Extrait:
Inégalités et violences sociales : Dire l’injustice

Publié le par Alexandre Gefen (Source : Raphaëlle Guidée)

 

Inégalités et violences sociales : Dire l’injustice

1er-2 juin 2012

 

 

Colloque international organisé par le CRHIA et le FORELL B3

Université de Poitiers

 

En partenariat avec l’espace Mendès-France (Poitiers), L’Observatoire des inégalités et la revue Raison publique

 

 

À quoi reconnaît-on l’injustice d’une société ? Depuis le début des années 1980, un pan important de la recherche contemporaine et une part non moins significative des discours relayés ou construits par la littérature, l’art et les médias ont répondu à cette question essentiellement à travers le prisme de la misère et de l’exclusion.

L’approche n’est pas nouvelle et nous pourrions aisément en retracer l’histoire en repartant de la fin du xviiie siècle. À partir du moment où la société – portée par une dynamique plus marquée d’égalisation des conditions – devenait plus riche, il paraissait souhaitable que tous jouissent de ses bienfaits, soit pour des raisons morales, soit par simple souci de stabilité sociale, ou même d’efficacité économique. Cette aspiration s’est très tôt accompagnée d’une réflexion critique sur la représentation des plus pauvres, peuple muet auquel il fallait désormais tenter, dans les discours savants comme dans les oeuvres d’art, de prêter une voix et un visage, sans reproduire dans l’ordre symbolique les mécanismes de la domination sociale. À l’époque contemporaine, cette préoccupation accompagne par exemple, en littérature, l’essor des subaltern studies, en histoire, l’intérêt pour les « vies infâmes », ces vies qui « n’existent plus que par les quelques mots terribles qui étaient destinés à les rendre indignes, pour toujours, de la mémoire des hommes[1] », ou encore, en philosophie, en sociologie et en anthropologie, les approches structurées par les catégories de la reconnaissance et du care. À travers ces perspectives, il s’est souvent agi de montrer les formes multiples de violence et de domination qui s’exercent sur les opprimés, les marginaux, les sans voix, et de dénoncer, en même temps que leur invisibilité sociale, le défaut ou le biais des discours qui les représentent.

À faire:
1. Recopiez intégralement l'extrait ci-dessus sur le colloque consacré aux inégalités et violences sociales, sans y changer un mot.
2. Reproduisez mot pour mot, s'il vous plaît, les lignes des enregistrements ci-dessous, depuis le début des enregistrements jusqu'à la ligne contenant « calendar-cell: 7Sunrise: 6:22 », celle-ci incluse.

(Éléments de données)

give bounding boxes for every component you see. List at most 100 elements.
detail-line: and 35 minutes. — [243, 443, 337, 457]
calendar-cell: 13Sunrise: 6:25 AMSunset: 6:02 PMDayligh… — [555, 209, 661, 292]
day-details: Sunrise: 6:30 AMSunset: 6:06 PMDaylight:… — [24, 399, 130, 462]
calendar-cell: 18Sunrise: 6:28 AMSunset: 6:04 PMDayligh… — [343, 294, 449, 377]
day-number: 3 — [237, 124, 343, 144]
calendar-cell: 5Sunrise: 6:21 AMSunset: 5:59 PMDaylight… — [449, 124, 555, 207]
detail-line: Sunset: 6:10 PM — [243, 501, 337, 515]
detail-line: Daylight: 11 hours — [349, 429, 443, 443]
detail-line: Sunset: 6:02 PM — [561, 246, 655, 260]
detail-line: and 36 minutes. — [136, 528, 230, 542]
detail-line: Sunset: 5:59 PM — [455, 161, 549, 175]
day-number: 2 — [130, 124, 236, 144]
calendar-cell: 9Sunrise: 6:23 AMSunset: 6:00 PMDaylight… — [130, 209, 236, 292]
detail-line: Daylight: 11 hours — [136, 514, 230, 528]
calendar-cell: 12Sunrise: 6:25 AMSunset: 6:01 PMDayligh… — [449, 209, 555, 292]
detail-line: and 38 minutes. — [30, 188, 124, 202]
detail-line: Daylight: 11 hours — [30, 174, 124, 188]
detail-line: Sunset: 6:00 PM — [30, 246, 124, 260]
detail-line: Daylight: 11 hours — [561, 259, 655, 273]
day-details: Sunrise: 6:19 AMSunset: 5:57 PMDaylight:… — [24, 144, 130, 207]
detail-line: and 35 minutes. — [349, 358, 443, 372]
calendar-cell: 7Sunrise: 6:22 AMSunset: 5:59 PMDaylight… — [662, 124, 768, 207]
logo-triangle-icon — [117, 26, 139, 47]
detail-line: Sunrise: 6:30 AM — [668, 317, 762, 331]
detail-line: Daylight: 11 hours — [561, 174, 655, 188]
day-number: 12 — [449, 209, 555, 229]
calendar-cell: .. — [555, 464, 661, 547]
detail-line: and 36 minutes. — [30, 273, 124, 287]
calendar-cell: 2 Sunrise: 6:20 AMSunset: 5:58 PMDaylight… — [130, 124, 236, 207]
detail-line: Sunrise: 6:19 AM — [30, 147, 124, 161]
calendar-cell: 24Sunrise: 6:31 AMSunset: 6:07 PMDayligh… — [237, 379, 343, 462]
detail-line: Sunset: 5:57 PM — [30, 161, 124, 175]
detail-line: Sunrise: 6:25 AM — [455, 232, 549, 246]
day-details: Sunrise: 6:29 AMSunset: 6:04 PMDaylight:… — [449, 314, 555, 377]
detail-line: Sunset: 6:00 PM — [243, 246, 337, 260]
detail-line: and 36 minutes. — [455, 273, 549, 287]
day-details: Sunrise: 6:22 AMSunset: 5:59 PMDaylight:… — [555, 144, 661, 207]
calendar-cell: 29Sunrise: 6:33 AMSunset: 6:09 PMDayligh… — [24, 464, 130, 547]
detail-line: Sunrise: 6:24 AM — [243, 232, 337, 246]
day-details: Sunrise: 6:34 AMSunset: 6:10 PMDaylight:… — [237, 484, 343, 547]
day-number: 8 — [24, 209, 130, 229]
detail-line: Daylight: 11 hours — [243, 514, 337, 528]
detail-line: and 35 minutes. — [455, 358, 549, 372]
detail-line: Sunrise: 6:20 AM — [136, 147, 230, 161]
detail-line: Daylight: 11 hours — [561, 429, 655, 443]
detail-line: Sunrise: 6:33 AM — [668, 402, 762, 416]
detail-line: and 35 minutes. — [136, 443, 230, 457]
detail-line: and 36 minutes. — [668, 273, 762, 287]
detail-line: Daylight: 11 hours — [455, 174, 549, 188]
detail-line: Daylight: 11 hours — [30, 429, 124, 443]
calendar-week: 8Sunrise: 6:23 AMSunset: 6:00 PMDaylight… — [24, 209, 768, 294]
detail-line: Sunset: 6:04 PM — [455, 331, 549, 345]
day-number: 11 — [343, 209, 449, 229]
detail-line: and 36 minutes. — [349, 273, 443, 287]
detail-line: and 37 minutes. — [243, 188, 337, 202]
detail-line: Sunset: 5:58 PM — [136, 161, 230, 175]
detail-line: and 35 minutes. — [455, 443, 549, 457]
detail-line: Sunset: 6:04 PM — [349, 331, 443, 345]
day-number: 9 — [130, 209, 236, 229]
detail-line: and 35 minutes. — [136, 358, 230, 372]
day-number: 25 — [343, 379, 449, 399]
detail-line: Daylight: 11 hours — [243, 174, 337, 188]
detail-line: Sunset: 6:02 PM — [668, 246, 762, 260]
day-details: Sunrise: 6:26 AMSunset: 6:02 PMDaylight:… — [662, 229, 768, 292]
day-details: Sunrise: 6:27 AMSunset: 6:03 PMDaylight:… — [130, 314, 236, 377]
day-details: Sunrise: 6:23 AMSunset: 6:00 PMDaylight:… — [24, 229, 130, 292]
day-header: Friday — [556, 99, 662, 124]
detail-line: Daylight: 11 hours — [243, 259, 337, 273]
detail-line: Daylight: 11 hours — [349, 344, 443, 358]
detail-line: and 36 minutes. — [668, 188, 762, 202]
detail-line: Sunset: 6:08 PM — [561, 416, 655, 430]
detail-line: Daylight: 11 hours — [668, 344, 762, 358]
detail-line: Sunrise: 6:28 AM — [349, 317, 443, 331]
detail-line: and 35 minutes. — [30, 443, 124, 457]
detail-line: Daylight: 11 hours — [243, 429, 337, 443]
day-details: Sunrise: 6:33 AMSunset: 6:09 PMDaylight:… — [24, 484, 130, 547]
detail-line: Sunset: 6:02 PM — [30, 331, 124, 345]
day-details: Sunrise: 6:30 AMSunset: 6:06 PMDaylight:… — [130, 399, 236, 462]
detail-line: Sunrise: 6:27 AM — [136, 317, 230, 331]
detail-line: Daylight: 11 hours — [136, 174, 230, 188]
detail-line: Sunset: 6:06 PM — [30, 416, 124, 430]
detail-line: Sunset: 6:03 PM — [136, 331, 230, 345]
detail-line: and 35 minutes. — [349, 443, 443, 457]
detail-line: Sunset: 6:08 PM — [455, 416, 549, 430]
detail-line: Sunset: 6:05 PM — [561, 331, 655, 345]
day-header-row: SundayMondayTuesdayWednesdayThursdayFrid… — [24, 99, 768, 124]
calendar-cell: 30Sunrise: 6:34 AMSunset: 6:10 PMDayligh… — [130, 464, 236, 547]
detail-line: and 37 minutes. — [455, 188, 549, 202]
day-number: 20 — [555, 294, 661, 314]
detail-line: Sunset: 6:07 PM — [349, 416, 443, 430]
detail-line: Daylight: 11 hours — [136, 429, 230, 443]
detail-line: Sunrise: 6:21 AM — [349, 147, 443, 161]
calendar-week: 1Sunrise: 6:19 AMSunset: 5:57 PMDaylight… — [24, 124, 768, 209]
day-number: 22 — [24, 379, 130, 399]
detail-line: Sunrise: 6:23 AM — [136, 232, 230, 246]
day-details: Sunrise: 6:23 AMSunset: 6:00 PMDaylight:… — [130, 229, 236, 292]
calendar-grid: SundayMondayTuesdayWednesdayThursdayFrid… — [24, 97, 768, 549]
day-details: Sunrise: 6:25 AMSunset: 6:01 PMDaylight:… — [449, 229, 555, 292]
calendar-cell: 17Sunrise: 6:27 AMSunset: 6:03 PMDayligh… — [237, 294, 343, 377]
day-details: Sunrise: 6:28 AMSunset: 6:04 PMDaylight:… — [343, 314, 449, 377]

Résultats finaux:
1.
Inégalités et violences sociales : Dire l’injustice

Publié le par Alexandre Gefen (Source : Raphaëlle Guidée)

 

Inégalités et violences sociales : Dire l’injustice

1er-2 juin 2012

 

 

Colloque international organisé par le CRHIA et le FORELL B3

Université de Poitiers

 

En partenariat avec l’espace Mendès-France (Poitiers), L’Observatoire des inégalités et la revue Raison publique

 

 

À quoi reconnaît-on l’injustice d’une société ? Depuis le début des années 1980, un pan important de la recherche contemporaine et une part non moins significative des discours relayés ou construits par la littérature, l’art et les médias ont répondu à cette question essentiellement à travers le prisme de la misère et de l’exclusion.

L’approche n’est pas nouvelle et nous pourrions aisément en retracer l’histoire en repartant de la fin du xviiie siècle. À partir du moment où la société – portée par une dynamique plus marquée d’égalisation des conditions – devenait plus riche, il paraissait souhaitable que tous jouissent de ses bienfaits, soit pour des raisons morales, soit par simple souci de stabilité sociale, ou même d’efficacité économique. Cette aspiration s’est très tôt accompagnée d’une réflexion critique sur la représentation des plus pauvres, peuple muet auquel il fallait désormais tenter, dans les discours savants comme dans les oeuvres d’art, de prêter une voix et un visage, sans reproduire dans l’ordre symbolique les mécanismes de la domination sociale. À l’époque contemporaine, cette préoccupation accompagne par exemple, en littérature, l’essor des subaltern studies, en histoire, l’intérêt pour les « vies infâmes », ces vies qui « n’existent plus que par les quelques mots terribles qui étaient destinés à les rendre indignes, pour toujours, de la mémoire des hommes[1] », ou encore, en philosophie, en sociologie et en anthropologie, les approches structurées par les catégories de la reconnaissance et du care. À travers ces perspectives, il s’est souvent agi de montrer les formes multiples de violence et de domination qui s’exercent sur les opprimés, les marginaux, les sans voix, et de dénoncer, en même temps que leur invisibilité sociale, le défaut ou le biais des discours qui les représentent.

2.
give bounding boxes for every component you see. List at most 100 elements.
detail-line: and 35 minutes. — [243, 443, 337, 457]
calendar-cell: 13Sunrise: 6:25 AMSunset: 6:02 PMDayligh… — [555, 209, 661, 292]
day-details: Sunrise: 6:30 AMSunset: 6:06 PMDaylight:… — [24, 399, 130, 462]
calendar-cell: 18Sunrise: 6:28 AMSunset: 6:04 PMDayligh… — [343, 294, 449, 377]
day-number: 3 — [237, 124, 343, 144]
calendar-cell: 5Sunrise: 6:21 AMSunset: 5:59 PMDaylight… — [449, 124, 555, 207]
detail-line: Sunset: 6:10 PM — [243, 501, 337, 515]
detail-line: Daylight: 11 hours — [349, 429, 443, 443]
detail-line: Sunset: 6:02 PM — [561, 246, 655, 260]
detail-line: and 36 minutes. — [136, 528, 230, 542]
detail-line: Sunset: 5:59 PM — [455, 161, 549, 175]
day-number: 2 — [130, 124, 236, 144]
calendar-cell: 9Sunrise: 6:23 AMSunset: 6:00 PMDaylight… — [130, 209, 236, 292]
detail-line: Daylight: 11 hours — [136, 514, 230, 528]
calendar-cell: 12Sunrise: 6:25 AMSunset: 6:01 PMDayligh… — [449, 209, 555, 292]
detail-line: and 38 minutes. — [30, 188, 124, 202]
detail-line: Daylight: 11 hours — [30, 174, 124, 188]
detail-line: Sunset: 6:00 PM — [30, 246, 124, 260]
detail-line: Daylight: 11 hours — [561, 259, 655, 273]
day-details: Sunrise: 6:19 AMSunset: 5:57 PMDaylight:… — [24, 144, 130, 207]
detail-line: and 35 minutes. — [349, 358, 443, 372]
calendar-cell: 7Sunrise: 6:22 AMSunset: 5:59 PMDaylight… — [662, 124, 768, 207]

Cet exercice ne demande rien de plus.